(WHAT YOU NEED TO DO) Repeat what the lines below say, word for word, and skip every image.

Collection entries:
## start

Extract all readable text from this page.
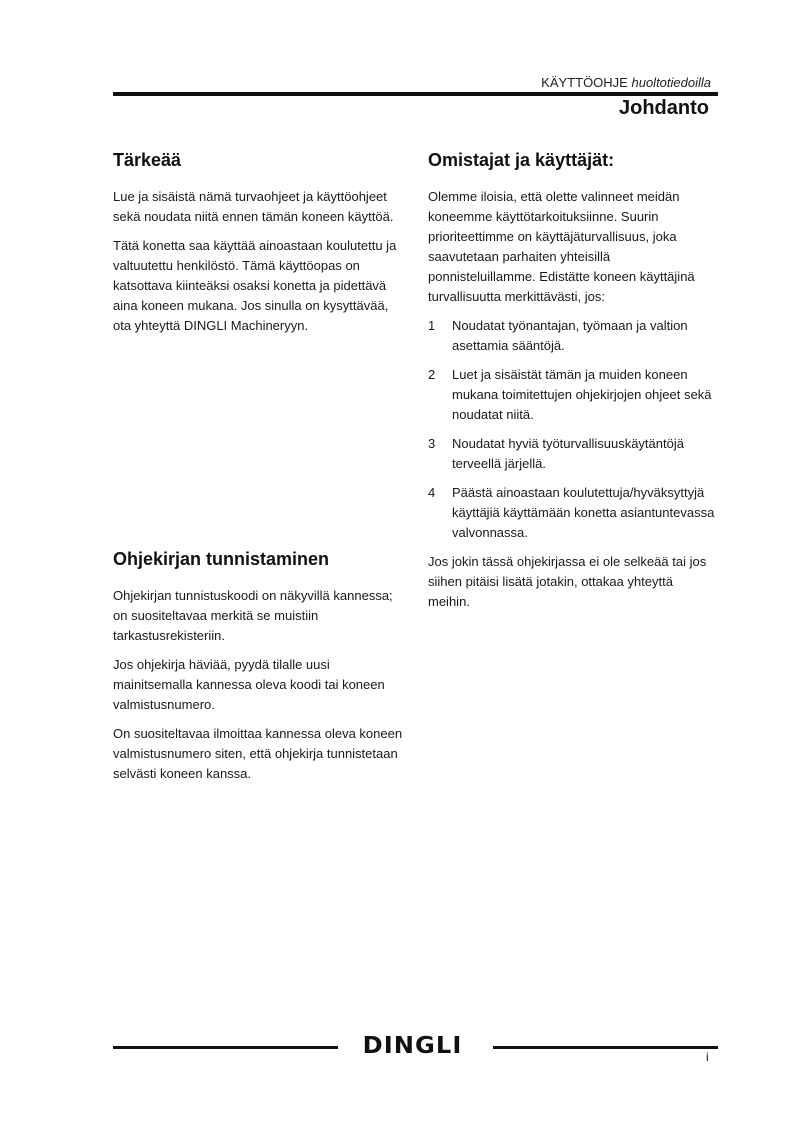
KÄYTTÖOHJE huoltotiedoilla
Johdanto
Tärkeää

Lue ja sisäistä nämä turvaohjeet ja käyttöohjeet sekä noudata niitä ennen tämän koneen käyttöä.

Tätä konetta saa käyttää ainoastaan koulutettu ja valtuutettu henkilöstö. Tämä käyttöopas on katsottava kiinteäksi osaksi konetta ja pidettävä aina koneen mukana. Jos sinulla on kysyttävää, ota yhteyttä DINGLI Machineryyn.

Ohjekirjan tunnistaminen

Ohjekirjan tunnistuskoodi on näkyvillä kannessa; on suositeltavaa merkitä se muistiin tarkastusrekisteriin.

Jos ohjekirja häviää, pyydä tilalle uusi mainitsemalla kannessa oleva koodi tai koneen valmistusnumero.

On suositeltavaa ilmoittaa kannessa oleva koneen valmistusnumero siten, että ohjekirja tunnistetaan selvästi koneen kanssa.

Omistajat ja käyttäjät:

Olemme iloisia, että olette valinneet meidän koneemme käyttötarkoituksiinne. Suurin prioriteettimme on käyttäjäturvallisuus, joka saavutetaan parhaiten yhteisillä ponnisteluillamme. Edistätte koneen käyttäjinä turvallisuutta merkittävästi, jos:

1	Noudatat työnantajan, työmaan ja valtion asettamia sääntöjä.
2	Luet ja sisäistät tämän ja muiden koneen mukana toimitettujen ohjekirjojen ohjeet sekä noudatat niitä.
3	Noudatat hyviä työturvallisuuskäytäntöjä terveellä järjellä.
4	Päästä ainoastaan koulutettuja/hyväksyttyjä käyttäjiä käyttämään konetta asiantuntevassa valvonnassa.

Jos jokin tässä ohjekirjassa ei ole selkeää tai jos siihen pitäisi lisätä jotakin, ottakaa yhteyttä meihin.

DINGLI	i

## end

(COMPLETED EXERCISE)
Extract all readable text from this page.
KÄYTTÖOHJE huoltotiedoilla
Johdanto
Tärkeää

Lue ja sisäistä nämä turvaohjeet ja käyttöohjeet sekä noudata niitä ennen tämän koneen käyttöä.

Tätä konetta saa käyttää ainoastaan koulutettu ja valtuutettu henkilöstö. Tämä käyttöopas on katsottava kiinteäksi osaksi konetta ja pidettävä aina koneen mukana. Jos sinulla on kysyttävää, ota yhteyttä DINGLI Machineryyn.

Ohjekirjan tunnistaminen

Ohjekirjan tunnistuskoodi on näkyvillä kannessa; on suositeltavaa merkitä se muistiin tarkastusrekisteriin.

Jos ohjekirja häviää, pyydä tilalle uusi mainitsemalla kannessa oleva koodi tai koneen valmistusnumero.

On suositeltavaa ilmoittaa kannessa oleva koneen valmistusnumero siten, että ohjekirja tunnistetaan selvästi koneen kanssa.

Omistajat ja käyttäjät:

Olemme iloisia, että olette valinneet meidän koneemme käyttötarkoituksiinne. Suurin prioriteettimme on käyttäjäturvallisuus, joka saavutetaan parhaiten yhteisillä ponnisteluillamme. Edistätte koneen käyttäjinä turvallisuutta merkittävästi, jos:

1	Noudatat työnantajan, työmaan ja valtion asettamia sääntöjä.
2	Luet ja sisäistät tämän ja muiden koneen mukana toimitettujen ohjekirjojen ohjeet sekä noudatat niitä.
3	Noudatat hyviä työturvallisuuskäytäntöjä terveellä järjellä.
4	Päästä ainoastaan koulutettuja/hyväksyttyjä käyttäjiä käyttämään konetta asiantuntevassa valvonnassa.

Jos jokin tässä ohjekirjassa ei ole selkeää tai jos siihen pitäisi lisätä jotakin, ottakaa yhteyttä meihin.

DINGLI	i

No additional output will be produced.